EXERCISE DESCRIPTION.
Records follow. Copy every line with "What".

[Collection entries]
========

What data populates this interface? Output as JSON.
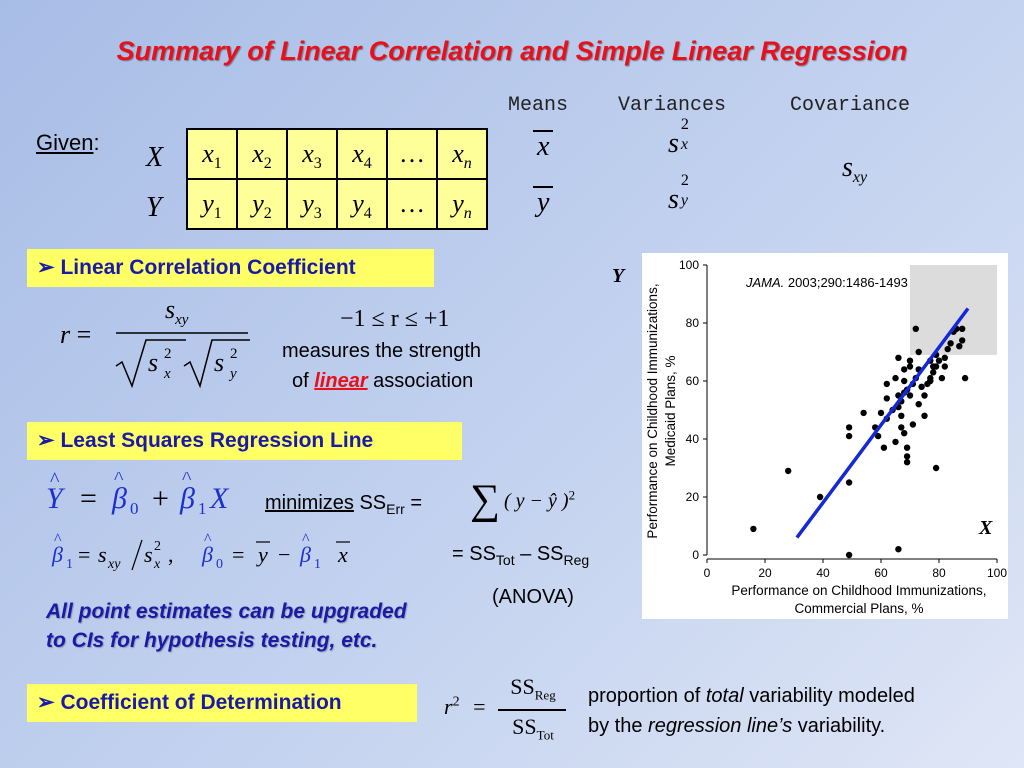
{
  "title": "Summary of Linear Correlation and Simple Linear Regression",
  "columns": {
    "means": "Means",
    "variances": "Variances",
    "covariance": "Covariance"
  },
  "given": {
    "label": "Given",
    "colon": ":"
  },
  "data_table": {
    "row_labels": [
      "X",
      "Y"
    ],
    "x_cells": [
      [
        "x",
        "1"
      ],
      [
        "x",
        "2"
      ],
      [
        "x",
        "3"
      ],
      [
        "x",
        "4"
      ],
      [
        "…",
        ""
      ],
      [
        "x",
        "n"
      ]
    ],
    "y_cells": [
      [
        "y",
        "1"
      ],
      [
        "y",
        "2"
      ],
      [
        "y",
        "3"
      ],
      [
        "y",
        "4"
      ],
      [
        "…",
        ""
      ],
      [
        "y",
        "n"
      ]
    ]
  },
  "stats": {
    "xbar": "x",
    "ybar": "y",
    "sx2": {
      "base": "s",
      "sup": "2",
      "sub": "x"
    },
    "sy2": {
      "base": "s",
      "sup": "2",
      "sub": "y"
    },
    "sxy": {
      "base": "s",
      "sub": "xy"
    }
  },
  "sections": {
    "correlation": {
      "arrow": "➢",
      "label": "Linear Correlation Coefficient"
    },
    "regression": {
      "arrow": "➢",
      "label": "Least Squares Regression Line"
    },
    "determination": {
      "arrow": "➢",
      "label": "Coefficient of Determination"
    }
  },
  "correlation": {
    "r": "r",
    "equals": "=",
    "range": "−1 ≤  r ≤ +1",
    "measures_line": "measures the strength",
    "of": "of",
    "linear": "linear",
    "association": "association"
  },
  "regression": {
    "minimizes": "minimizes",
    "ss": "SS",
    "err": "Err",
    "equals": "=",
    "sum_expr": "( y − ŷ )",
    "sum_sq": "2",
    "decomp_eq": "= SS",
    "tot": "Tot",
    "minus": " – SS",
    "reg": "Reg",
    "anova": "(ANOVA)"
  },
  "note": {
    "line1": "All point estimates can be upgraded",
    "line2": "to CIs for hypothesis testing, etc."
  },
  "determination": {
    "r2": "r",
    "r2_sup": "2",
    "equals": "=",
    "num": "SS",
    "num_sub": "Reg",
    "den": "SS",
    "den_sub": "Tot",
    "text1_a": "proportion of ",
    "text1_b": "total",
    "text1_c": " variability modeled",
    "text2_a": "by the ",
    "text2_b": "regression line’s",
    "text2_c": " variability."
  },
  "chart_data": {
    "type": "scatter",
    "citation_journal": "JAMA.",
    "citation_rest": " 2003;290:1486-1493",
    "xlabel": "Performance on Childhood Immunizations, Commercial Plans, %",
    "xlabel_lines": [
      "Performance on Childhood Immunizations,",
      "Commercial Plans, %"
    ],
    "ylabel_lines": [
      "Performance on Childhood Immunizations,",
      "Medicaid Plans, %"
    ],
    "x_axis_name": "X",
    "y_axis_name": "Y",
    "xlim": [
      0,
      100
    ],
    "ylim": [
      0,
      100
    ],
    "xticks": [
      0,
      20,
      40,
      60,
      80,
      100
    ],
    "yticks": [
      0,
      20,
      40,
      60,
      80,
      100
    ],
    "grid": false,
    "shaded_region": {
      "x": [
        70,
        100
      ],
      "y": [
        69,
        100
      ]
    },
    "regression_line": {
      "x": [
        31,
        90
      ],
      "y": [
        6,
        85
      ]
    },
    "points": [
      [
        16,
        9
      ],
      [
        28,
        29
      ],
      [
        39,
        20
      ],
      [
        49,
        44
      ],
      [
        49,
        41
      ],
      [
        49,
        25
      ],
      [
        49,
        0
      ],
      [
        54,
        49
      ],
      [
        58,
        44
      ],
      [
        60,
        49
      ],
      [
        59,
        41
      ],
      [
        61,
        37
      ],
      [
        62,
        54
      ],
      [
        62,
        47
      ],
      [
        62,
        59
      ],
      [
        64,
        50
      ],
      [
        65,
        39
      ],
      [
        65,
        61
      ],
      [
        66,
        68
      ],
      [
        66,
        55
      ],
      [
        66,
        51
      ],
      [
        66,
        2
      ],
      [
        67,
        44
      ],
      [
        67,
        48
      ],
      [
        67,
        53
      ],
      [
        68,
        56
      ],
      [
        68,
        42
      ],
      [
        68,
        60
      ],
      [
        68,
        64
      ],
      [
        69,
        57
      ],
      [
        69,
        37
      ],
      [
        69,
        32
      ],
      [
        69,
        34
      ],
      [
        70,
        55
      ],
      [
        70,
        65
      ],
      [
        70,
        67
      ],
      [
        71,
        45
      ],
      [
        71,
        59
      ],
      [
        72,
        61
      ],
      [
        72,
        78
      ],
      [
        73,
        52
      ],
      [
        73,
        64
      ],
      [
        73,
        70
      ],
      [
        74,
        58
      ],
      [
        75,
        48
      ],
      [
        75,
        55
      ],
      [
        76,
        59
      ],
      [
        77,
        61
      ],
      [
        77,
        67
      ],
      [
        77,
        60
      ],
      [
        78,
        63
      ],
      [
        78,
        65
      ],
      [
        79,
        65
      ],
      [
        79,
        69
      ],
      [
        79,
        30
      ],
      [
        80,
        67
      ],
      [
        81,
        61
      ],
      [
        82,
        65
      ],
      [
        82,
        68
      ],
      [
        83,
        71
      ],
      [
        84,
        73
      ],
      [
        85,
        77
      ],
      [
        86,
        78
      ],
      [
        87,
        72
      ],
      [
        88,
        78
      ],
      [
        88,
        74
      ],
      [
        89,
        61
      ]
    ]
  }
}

========

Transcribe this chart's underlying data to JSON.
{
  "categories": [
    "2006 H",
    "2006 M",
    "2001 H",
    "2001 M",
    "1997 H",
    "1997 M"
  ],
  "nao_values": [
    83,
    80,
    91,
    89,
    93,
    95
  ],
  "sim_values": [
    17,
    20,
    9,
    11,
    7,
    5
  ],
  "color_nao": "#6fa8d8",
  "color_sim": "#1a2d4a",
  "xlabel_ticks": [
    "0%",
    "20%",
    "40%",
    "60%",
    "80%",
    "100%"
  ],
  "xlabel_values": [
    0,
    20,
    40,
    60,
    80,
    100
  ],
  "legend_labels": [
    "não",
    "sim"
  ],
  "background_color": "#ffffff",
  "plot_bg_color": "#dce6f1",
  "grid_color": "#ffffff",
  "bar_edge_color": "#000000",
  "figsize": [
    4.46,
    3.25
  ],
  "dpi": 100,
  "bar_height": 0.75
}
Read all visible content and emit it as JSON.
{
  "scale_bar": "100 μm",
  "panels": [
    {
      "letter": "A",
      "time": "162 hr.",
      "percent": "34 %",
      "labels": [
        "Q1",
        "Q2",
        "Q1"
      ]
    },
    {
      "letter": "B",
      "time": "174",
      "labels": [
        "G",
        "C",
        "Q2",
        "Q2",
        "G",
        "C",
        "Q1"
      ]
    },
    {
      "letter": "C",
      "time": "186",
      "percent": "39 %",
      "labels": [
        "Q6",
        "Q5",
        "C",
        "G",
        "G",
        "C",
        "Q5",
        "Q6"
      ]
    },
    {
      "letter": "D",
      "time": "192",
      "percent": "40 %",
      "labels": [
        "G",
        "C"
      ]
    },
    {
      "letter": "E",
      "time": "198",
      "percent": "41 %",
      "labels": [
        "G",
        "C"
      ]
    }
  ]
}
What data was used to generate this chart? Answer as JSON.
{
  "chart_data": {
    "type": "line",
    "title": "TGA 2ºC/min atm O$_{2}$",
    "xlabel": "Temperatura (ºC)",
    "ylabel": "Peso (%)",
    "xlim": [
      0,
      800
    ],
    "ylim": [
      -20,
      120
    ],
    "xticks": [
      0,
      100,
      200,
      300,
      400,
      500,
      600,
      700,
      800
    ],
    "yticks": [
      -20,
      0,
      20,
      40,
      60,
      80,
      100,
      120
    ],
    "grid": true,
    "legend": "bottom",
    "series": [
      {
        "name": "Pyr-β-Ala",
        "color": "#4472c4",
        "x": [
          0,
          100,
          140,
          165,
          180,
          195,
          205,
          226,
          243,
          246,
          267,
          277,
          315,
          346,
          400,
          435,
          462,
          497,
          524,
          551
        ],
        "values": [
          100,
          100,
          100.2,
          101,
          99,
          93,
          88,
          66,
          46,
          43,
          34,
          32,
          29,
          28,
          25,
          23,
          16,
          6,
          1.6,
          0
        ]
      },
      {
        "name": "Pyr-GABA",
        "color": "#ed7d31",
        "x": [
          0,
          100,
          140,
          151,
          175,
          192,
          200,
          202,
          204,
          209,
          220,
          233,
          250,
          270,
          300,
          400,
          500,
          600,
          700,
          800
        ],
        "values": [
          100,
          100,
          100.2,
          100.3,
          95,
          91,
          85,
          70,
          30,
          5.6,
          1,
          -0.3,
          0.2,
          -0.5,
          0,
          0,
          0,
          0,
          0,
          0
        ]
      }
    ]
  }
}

========

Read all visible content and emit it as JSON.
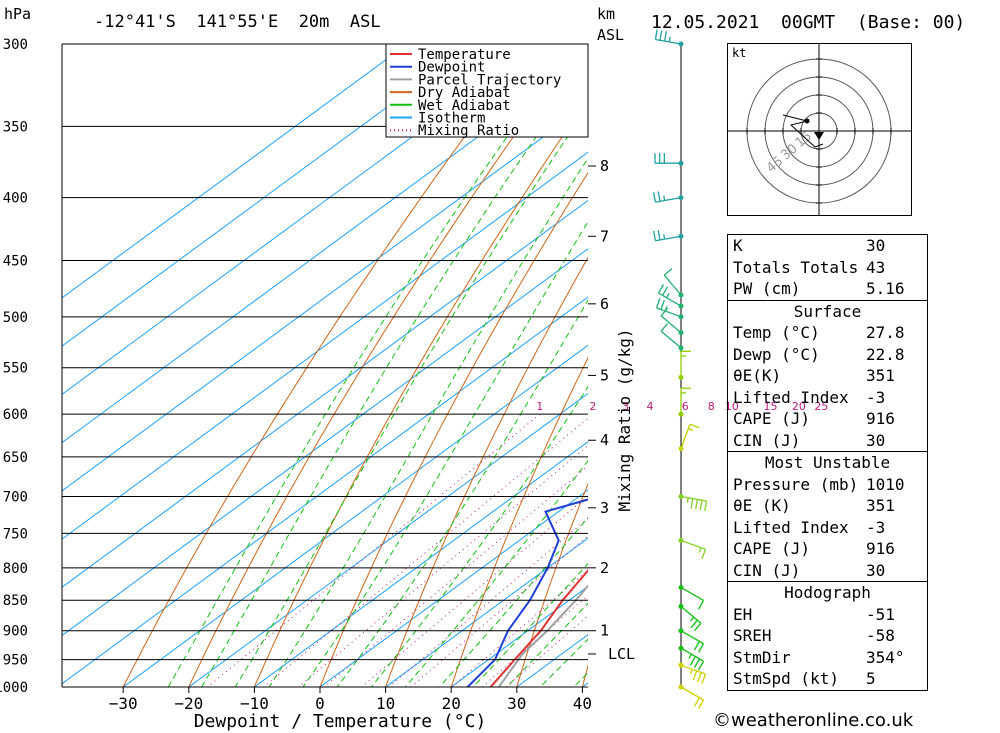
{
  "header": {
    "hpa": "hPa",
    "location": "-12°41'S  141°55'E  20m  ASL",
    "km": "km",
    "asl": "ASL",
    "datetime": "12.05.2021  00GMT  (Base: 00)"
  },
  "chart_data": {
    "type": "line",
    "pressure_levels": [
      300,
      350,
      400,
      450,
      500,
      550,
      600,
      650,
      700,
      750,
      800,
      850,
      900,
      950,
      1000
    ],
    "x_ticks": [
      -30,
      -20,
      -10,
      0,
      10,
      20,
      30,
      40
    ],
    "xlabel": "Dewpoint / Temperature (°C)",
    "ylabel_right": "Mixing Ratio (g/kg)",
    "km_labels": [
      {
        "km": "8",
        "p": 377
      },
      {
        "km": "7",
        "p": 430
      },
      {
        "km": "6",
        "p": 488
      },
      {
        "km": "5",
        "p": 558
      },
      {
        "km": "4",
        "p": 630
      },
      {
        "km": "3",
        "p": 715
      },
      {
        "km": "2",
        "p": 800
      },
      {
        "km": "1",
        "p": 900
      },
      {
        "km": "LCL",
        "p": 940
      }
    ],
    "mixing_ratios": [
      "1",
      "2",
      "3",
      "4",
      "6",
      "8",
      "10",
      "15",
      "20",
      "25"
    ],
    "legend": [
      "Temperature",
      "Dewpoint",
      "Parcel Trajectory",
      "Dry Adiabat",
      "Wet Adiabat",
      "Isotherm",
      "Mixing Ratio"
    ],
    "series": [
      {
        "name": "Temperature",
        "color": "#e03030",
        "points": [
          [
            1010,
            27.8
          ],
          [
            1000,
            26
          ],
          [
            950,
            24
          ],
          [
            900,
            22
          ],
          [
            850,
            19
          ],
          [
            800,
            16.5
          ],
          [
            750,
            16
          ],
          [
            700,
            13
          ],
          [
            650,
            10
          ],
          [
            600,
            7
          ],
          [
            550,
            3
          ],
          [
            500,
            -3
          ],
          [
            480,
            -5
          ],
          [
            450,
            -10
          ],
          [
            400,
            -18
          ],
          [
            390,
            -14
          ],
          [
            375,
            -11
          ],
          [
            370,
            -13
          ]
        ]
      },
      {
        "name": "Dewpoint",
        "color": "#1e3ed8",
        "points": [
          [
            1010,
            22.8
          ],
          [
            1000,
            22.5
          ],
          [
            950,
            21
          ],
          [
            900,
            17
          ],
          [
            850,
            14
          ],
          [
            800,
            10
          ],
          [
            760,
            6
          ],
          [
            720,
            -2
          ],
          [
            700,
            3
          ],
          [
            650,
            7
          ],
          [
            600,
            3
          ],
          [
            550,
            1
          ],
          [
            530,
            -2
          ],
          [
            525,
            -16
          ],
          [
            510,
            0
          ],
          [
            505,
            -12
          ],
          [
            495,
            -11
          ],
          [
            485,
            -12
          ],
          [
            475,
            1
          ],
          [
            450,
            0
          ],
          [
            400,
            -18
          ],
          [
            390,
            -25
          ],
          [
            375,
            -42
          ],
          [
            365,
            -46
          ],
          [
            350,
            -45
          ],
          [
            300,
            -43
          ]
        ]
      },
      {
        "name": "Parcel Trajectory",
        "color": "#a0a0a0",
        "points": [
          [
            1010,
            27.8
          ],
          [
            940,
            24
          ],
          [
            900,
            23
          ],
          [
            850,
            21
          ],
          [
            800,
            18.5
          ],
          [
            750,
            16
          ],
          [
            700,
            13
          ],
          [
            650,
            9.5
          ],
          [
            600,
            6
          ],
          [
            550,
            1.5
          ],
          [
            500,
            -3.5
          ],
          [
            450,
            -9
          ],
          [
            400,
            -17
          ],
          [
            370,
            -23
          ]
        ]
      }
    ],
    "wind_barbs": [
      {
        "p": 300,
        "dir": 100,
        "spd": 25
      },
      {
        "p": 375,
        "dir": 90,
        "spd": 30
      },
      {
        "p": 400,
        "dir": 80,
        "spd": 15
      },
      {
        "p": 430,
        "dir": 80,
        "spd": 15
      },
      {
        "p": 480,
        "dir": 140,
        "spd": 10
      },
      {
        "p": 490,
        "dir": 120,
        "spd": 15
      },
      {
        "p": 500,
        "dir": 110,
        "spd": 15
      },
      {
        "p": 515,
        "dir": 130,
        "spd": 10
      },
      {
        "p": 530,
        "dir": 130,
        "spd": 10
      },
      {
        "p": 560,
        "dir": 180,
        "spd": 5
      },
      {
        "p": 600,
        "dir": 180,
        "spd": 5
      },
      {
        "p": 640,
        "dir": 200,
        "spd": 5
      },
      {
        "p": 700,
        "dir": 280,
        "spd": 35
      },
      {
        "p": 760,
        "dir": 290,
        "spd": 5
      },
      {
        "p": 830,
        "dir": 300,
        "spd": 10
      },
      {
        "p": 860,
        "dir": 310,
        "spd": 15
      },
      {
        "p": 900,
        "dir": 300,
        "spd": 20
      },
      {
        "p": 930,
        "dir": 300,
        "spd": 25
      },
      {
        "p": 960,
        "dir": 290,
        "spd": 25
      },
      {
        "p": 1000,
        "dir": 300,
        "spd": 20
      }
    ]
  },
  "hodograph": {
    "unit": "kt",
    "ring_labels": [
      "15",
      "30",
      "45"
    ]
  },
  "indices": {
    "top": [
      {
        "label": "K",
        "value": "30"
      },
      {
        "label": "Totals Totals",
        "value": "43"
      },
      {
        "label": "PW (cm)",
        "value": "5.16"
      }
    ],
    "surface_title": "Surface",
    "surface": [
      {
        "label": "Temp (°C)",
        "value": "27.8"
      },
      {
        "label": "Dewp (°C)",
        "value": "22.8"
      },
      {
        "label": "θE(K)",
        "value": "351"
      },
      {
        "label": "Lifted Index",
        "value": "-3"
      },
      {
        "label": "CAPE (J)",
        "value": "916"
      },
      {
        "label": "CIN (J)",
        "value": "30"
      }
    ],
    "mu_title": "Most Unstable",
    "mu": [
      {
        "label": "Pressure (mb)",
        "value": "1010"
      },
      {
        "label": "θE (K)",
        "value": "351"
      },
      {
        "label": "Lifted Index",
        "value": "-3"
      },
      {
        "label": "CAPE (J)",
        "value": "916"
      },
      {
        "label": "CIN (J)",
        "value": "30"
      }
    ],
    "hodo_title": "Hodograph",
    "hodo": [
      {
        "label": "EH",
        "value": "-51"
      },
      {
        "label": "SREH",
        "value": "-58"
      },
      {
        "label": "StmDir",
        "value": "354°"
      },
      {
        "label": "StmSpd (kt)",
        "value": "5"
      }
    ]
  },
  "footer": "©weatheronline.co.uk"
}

========

THE RESULT.
What data populates this interface? Output as JSON.
What data was used to generate this chart? Answer as JSON.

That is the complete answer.